* Task requirements:
Each line in the entries below that holds the string "title" is to be listed.

━━ Record excerpts

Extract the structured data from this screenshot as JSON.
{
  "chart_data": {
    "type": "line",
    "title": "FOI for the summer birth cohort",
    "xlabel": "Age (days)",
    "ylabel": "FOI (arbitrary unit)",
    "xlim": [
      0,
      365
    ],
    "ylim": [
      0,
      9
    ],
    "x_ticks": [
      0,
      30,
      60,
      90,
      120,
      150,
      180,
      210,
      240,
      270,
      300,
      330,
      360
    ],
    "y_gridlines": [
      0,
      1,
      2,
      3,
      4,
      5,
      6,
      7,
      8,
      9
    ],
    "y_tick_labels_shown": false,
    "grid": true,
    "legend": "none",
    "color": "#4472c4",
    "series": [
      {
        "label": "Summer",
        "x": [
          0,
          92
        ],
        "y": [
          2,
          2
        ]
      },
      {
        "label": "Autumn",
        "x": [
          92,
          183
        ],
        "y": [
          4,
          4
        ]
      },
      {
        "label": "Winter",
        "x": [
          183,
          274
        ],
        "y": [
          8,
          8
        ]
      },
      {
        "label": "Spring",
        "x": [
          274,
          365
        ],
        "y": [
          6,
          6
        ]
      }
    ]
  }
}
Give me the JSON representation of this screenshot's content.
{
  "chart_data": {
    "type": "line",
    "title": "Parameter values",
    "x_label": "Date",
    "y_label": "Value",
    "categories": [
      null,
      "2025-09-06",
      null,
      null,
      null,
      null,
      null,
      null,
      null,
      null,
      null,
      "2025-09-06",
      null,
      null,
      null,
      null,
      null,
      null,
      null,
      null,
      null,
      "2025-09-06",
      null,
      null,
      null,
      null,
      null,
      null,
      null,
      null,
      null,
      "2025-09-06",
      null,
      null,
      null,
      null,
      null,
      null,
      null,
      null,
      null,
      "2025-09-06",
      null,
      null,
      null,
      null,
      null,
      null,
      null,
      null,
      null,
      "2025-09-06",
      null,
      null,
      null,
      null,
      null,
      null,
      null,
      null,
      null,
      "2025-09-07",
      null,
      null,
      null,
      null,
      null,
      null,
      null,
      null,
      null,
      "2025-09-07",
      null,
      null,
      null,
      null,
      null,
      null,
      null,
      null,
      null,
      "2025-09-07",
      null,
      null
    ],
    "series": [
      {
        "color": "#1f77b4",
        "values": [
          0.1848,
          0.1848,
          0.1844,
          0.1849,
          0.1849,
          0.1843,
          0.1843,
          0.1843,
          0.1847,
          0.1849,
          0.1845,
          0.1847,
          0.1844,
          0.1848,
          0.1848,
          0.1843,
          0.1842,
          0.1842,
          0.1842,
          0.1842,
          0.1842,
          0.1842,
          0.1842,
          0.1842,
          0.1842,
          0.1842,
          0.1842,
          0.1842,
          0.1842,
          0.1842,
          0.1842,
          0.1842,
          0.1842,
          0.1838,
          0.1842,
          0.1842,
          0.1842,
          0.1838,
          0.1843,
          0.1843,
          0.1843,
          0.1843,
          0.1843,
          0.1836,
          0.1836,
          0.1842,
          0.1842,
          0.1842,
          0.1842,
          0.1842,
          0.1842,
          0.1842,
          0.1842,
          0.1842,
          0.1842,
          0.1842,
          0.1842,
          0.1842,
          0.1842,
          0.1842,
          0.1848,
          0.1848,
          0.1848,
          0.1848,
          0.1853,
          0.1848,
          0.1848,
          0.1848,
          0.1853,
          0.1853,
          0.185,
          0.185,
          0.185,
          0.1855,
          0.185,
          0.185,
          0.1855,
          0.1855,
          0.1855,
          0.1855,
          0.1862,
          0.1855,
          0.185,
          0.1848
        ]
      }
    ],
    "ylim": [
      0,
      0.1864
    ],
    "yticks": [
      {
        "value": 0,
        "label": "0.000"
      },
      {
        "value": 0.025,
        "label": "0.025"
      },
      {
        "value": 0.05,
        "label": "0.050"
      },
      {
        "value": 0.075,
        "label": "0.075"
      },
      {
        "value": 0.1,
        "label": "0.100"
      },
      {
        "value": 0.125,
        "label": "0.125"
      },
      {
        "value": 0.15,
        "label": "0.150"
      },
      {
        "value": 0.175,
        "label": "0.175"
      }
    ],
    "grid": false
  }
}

━━━━

* The result:
    "title": "FOI for the summer birth cohort",
    "title": "Parameter values",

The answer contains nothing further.